● WHAT IS REQUIRED: Take the entries below and print all of them exactly, please.

● INFORMATION GIVEN:

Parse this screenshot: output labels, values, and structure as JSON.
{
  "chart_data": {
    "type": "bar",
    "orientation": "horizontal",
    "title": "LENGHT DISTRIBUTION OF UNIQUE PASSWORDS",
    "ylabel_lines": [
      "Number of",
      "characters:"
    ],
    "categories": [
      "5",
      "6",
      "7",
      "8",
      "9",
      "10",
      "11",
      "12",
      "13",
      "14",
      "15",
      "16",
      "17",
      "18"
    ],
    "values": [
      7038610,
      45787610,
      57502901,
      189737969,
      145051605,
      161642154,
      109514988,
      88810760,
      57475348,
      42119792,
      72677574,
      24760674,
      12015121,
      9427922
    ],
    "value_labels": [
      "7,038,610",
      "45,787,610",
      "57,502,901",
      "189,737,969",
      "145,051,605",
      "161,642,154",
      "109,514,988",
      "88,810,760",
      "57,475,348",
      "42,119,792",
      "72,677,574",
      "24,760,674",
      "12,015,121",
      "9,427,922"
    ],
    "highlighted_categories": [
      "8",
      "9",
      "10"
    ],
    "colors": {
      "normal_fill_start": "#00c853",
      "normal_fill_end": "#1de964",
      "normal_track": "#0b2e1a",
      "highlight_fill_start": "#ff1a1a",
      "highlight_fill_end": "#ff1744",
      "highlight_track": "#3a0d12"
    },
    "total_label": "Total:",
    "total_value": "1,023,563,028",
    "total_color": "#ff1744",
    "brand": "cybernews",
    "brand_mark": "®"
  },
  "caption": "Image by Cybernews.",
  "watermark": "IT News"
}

● SOLUTION FOR THIS PROBLEM:
Parse this screenshot: output labels, values, and structure as JSON.
{
  "chart_data": {
    "type": "bar",
    "orientation": "horizontal",
    "title": "LENGHT DISTRIBUTION OF UNIQUE PASSWORDS",
    "ylabel_lines": [
      "Number of",
      "characters:"
    ],
    "categories": [
      "5",
      "6",
      "7",
      "8",
      "9",
      "10",
      "11",
      "12",
      "13",
      "14",
      "15",
      "16",
      "17",
      "18"
    ],
    "values": [
      7038610,
      45787610,
      57502901,
      189737969,
      145051605,
      161642154,
      109514988,
      88810760,
      57475348,
      42119792,
      72677574,
      24760674,
      12015121,
      9427922
    ],
    "value_labels": [
      "7,038,610",
      "45,787,610",
      "57,502,901",
      "189,737,969",
      "145,051,605",
      "161,642,154",
      "109,514,988",
      "88,810,760",
      "57,475,348",
      "42,119,792",
      "72,677,574",
      "24,760,674",
      "12,015,121",
      "9,427,922"
    ],
    "highlighted_categories": [
      "8",
      "9",
      "10"
    ],
    "colors": {
      "normal_fill_start": "#00c853",
      "normal_fill_end": "#1de964",
      "normal_track": "#0b2e1a",
      "highlight_fill_start": "#ff1a1a",
      "highlight_fill_end": "#ff1744",
      "highlight_track": "#3a0d12"
    },
    "total_label": "Total:",
    "total_value": "1,023,563,028",
    "total_color": "#ff1744",
    "brand": "cybernews",
    "brand_mark": "®"
  },
  "caption": "Image by Cybernews.",
  "watermark": "IT News"
}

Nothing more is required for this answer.